# [Stated problem]
Pick out every line with the word "content" and copy it.

# [Data shown]
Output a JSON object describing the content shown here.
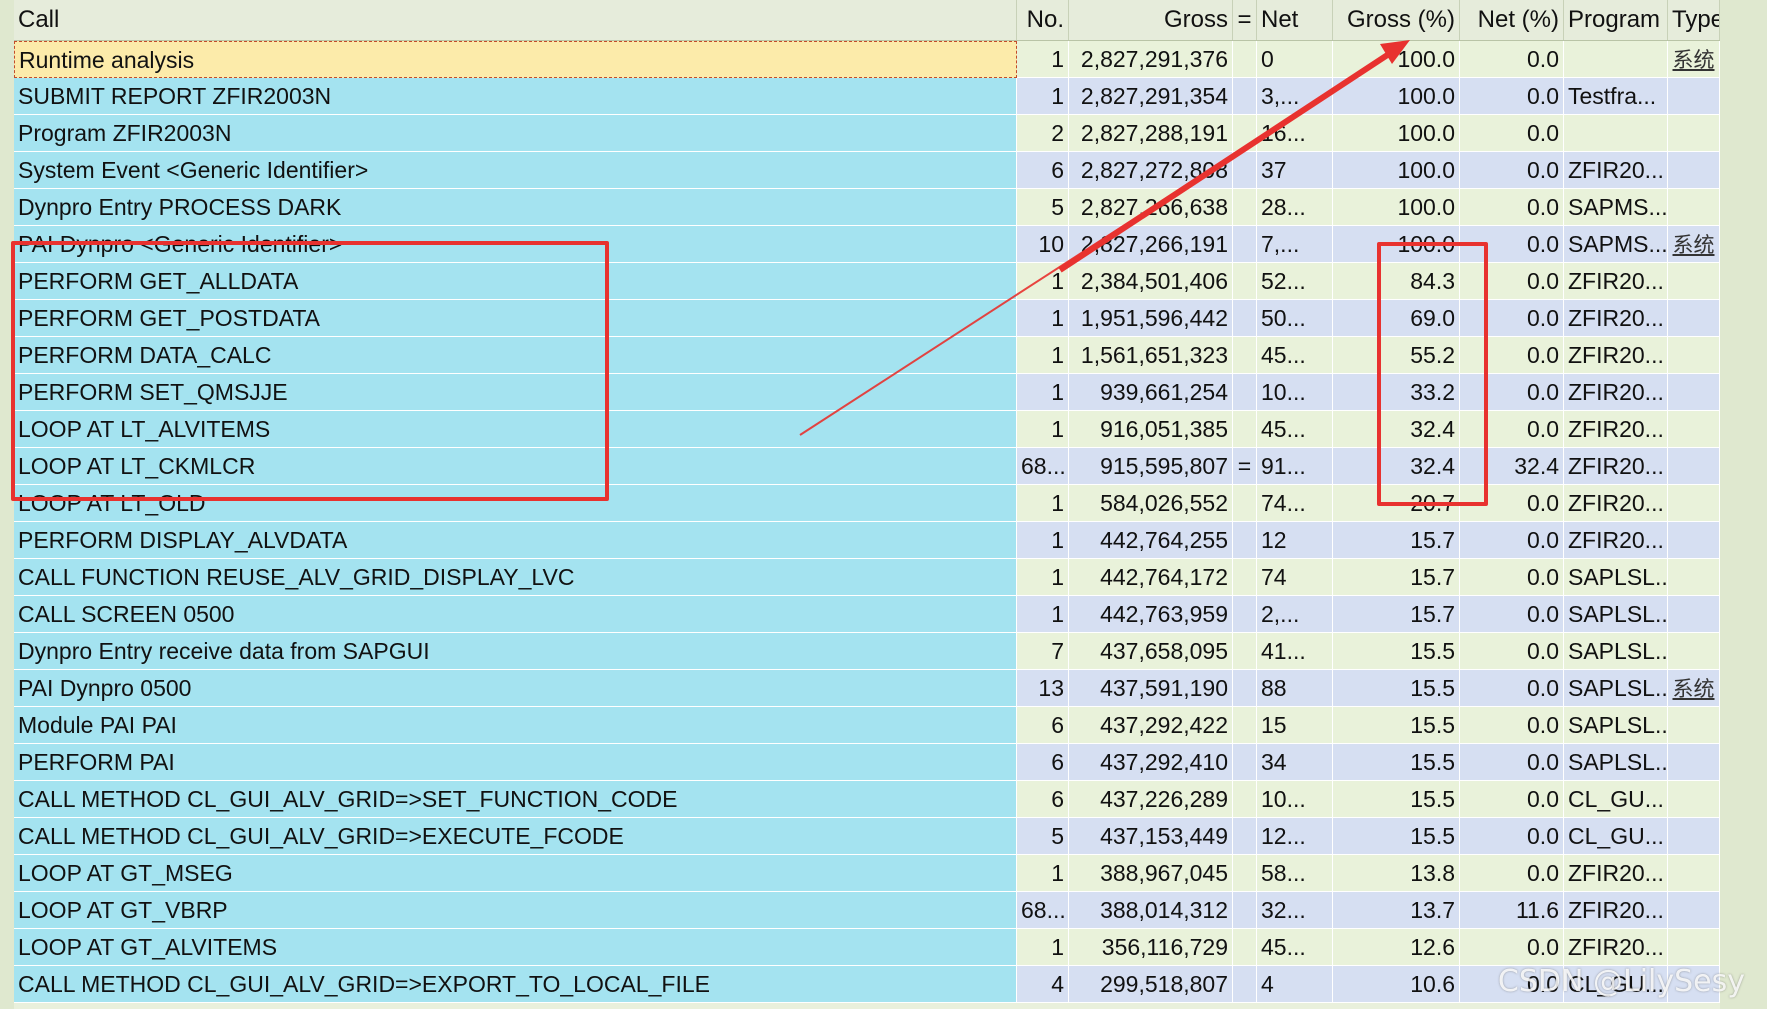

==

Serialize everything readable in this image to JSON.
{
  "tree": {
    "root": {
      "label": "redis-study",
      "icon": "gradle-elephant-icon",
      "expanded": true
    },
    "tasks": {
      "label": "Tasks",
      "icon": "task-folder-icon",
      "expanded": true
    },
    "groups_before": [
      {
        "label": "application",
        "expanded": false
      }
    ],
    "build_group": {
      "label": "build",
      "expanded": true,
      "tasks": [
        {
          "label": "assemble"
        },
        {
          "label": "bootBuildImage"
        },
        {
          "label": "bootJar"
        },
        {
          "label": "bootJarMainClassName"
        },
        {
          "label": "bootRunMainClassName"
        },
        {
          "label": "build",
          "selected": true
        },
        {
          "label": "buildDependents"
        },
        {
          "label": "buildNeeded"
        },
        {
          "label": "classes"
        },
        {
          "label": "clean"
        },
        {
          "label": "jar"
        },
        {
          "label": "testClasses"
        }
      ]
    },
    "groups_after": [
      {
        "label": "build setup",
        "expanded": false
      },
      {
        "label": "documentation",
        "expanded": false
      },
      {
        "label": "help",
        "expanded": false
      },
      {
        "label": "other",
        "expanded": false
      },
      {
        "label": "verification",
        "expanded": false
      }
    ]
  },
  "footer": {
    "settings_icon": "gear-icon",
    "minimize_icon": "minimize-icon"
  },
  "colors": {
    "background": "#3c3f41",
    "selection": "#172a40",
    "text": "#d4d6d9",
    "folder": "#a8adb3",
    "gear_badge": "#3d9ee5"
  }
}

* * *

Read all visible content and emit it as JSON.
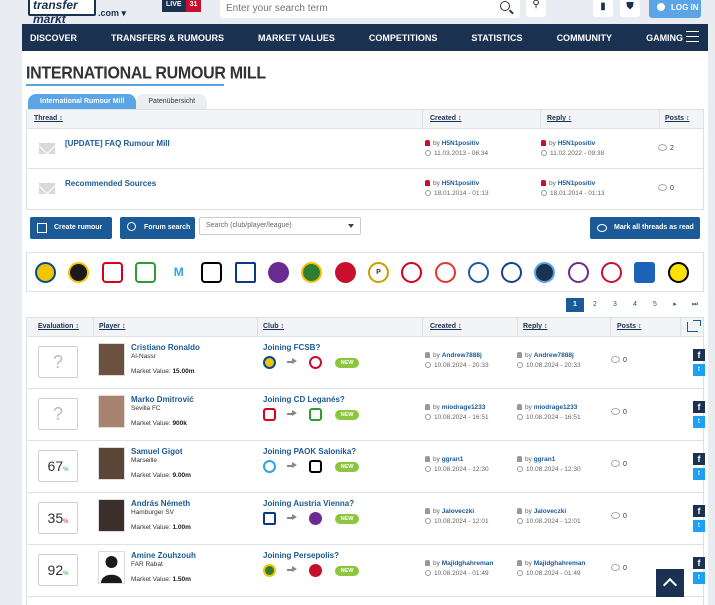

# [Full solution]
Output a JSON object describing the content shown here.
Read all visible content and emit it as JSON.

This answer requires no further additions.